- _WHAT TO WORK ON_
Scan the entries below and extract each line with the word "Tight" in it.

- _DATA IN THIS EXERCISE_
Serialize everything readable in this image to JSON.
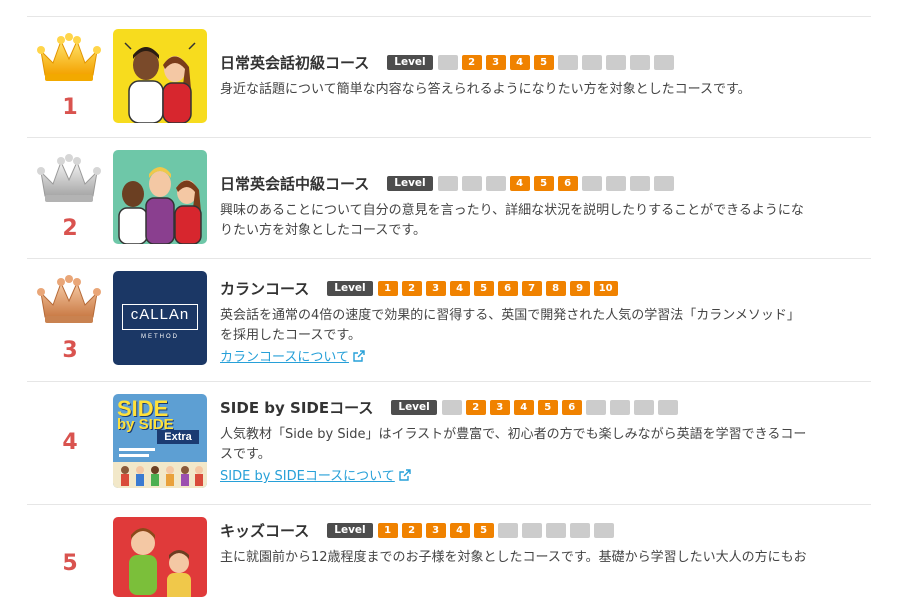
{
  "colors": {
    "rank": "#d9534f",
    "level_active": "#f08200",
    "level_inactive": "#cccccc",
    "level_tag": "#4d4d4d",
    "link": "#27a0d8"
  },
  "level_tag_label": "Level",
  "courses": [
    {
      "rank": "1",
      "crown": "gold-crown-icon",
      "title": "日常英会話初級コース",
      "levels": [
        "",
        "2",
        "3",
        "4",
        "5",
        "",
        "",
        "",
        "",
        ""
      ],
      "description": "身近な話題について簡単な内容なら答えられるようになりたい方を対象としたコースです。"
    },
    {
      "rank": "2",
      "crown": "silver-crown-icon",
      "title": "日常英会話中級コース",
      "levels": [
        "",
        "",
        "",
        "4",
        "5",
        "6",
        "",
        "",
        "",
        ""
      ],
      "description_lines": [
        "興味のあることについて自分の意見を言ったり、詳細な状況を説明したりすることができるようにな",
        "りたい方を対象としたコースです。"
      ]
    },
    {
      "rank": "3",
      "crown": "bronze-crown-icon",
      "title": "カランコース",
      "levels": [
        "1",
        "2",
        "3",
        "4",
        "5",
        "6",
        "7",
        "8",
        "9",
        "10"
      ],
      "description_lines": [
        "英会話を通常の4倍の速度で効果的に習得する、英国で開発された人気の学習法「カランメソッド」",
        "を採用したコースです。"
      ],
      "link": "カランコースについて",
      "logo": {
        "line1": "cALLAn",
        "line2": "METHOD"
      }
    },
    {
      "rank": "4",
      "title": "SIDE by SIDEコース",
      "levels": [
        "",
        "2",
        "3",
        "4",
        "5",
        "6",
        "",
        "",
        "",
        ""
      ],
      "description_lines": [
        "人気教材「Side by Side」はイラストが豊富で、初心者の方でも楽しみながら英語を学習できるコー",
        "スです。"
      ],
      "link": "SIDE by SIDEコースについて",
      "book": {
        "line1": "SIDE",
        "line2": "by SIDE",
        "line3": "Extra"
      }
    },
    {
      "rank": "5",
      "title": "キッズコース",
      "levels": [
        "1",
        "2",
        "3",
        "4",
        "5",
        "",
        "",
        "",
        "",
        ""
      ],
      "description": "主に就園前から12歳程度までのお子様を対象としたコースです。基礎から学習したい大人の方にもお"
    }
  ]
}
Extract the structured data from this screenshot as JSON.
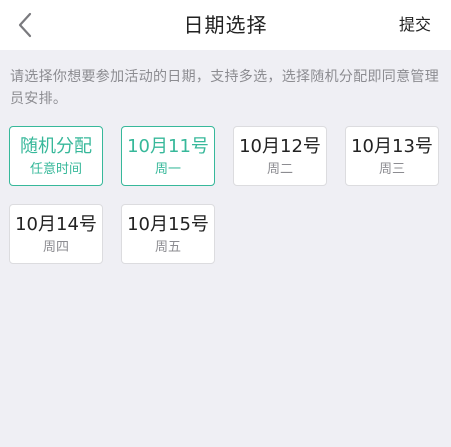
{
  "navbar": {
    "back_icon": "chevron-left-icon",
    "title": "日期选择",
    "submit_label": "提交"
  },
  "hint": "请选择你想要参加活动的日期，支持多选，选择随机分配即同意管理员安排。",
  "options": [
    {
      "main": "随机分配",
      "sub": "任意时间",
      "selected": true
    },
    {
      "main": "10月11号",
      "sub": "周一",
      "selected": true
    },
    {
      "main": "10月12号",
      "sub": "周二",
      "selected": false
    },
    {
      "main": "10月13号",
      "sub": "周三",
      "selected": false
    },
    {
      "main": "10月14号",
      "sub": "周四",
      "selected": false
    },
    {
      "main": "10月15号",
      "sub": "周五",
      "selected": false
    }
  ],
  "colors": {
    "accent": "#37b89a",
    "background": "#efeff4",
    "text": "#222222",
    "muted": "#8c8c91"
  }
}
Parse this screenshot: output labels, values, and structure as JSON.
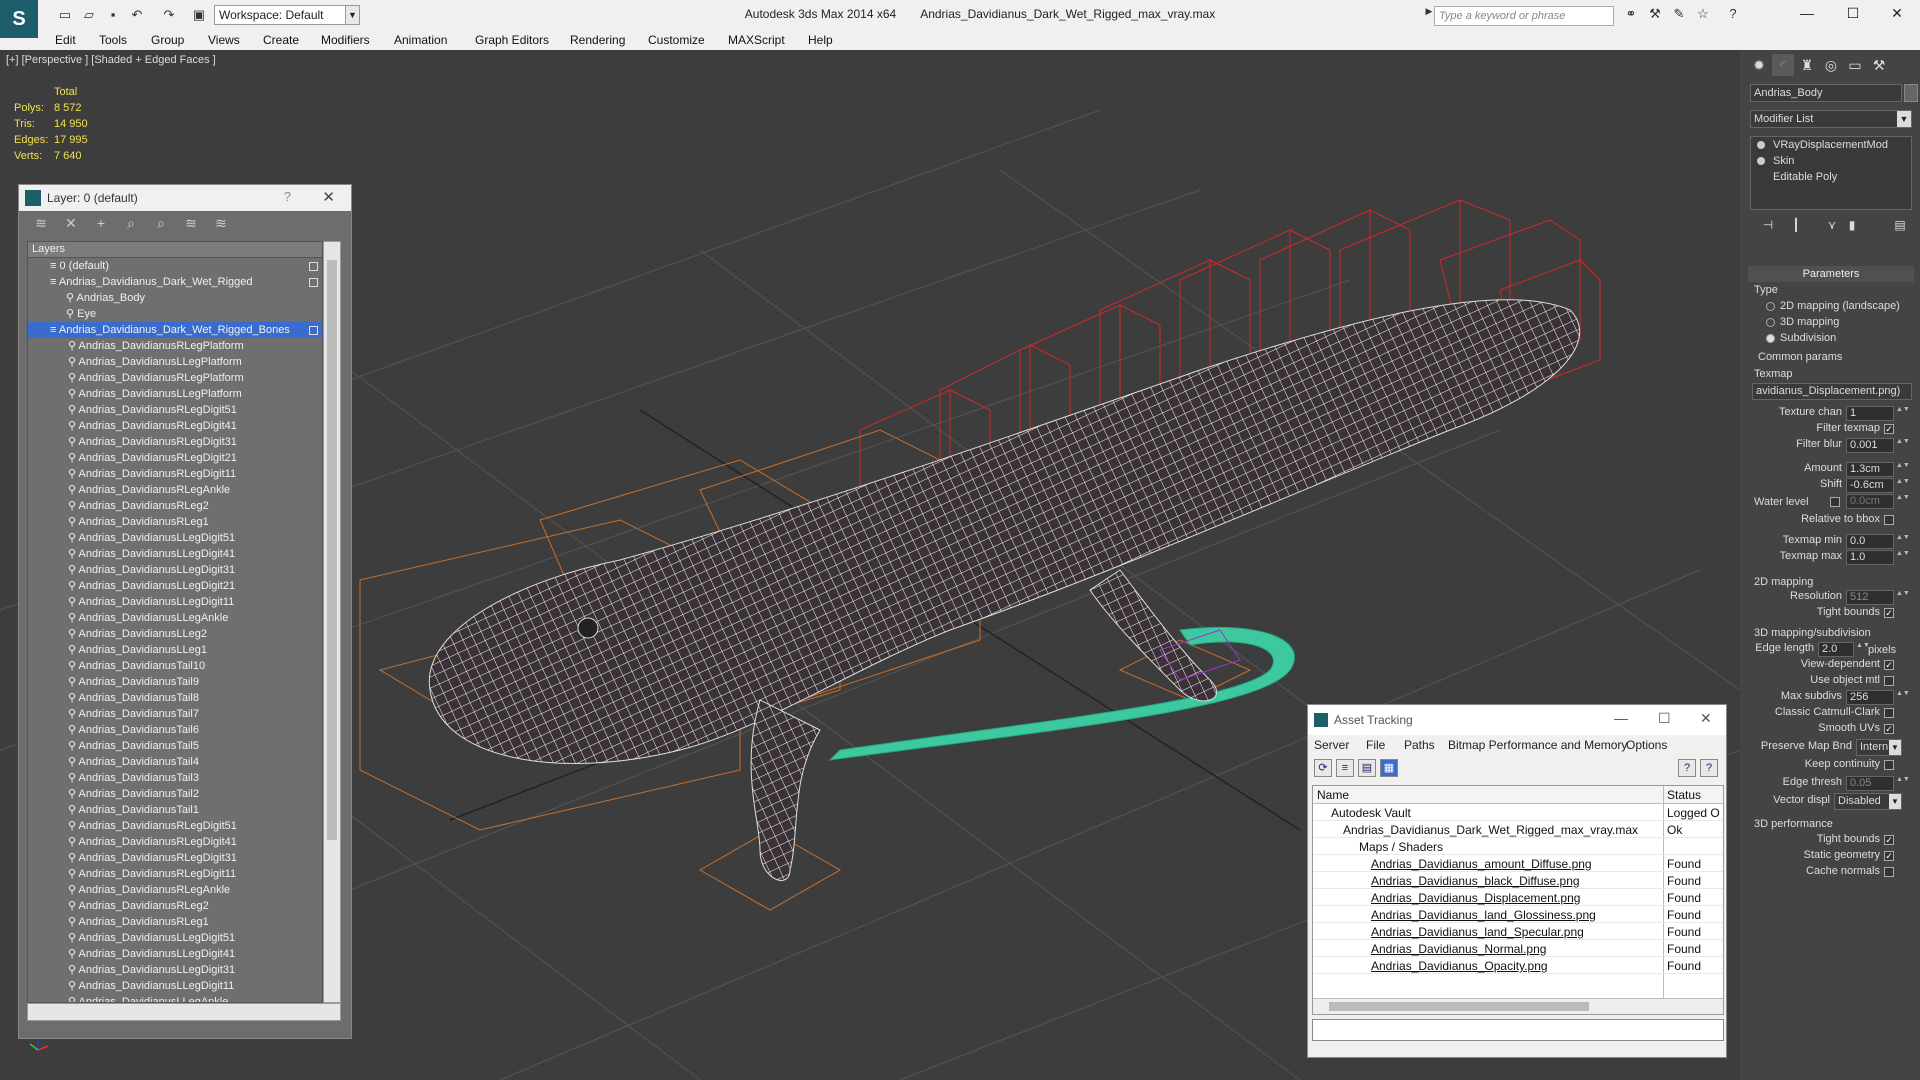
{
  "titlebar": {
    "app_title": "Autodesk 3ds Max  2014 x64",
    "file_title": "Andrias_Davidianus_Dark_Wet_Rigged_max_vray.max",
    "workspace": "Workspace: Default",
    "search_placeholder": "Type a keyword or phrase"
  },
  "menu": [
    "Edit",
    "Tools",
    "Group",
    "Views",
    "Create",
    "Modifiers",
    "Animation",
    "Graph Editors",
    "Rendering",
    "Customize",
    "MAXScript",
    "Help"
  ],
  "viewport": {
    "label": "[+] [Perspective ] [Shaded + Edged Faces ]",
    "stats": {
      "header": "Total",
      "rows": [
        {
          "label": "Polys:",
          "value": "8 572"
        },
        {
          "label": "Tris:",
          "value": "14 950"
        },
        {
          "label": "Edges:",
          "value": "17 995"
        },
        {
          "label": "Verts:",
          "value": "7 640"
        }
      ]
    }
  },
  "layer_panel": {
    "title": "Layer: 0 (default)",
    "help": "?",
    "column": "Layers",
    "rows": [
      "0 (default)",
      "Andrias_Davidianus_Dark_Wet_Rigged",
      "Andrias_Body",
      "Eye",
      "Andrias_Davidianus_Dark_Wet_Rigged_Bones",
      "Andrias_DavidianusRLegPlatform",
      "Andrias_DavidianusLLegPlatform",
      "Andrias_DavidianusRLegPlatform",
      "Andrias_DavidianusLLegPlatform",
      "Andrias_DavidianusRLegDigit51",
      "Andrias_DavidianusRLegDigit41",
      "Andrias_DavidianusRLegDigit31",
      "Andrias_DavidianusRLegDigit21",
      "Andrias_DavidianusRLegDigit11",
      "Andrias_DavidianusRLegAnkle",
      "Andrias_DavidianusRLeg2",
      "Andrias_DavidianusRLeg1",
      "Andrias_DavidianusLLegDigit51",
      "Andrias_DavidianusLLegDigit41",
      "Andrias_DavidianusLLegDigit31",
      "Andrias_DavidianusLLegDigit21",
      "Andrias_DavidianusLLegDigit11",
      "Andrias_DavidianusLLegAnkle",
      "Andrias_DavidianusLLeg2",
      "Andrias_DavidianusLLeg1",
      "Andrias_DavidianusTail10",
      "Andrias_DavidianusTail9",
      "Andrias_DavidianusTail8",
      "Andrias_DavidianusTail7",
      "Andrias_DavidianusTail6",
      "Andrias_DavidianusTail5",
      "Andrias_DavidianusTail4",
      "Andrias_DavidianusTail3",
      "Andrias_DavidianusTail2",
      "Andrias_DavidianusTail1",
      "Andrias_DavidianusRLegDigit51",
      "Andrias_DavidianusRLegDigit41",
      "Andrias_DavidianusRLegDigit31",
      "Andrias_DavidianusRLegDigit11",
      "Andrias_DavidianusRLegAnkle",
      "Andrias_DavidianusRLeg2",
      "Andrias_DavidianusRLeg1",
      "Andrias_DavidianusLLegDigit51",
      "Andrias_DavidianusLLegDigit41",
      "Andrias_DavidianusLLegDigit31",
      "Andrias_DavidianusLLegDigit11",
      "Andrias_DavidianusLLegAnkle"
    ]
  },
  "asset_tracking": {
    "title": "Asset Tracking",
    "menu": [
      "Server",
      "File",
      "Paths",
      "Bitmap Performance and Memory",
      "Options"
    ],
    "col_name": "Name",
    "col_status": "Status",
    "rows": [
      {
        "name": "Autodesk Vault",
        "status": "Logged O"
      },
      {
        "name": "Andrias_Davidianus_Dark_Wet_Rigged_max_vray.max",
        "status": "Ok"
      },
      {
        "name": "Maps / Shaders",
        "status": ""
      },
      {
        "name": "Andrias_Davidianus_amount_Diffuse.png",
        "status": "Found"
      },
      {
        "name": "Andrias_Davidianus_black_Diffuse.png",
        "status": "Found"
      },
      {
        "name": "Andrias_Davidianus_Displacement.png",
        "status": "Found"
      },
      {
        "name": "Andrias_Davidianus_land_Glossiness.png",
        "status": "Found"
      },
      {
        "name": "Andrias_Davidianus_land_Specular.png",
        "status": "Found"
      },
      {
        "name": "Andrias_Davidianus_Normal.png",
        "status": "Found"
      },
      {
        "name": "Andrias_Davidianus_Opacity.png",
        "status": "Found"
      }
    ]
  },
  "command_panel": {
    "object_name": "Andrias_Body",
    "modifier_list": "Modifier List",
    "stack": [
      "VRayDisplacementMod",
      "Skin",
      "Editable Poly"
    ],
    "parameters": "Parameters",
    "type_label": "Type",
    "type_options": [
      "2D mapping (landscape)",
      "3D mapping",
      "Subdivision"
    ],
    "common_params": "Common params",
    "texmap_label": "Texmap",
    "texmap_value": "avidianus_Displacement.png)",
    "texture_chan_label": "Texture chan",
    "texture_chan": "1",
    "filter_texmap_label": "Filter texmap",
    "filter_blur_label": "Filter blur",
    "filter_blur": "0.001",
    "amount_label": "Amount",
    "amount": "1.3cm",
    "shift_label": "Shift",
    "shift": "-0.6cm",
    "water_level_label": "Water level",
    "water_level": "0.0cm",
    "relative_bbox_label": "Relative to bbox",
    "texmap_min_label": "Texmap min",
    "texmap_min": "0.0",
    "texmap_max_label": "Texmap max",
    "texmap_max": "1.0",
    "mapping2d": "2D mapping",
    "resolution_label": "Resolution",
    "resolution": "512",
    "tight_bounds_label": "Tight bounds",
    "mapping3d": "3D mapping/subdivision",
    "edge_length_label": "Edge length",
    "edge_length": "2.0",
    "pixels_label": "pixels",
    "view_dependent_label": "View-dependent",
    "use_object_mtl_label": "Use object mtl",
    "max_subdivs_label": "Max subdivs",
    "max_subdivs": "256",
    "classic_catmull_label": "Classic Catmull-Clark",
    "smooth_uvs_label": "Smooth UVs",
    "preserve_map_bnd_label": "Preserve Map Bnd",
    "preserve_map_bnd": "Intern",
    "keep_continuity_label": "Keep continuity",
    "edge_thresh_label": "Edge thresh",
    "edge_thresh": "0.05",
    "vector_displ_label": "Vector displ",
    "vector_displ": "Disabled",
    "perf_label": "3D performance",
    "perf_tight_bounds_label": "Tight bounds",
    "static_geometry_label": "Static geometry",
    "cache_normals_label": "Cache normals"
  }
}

- _SOLUTION TO THIS TASK_
    "tight_bounds_label": "Tight bounds",
    "perf_tight_bounds_label": "Tight bounds",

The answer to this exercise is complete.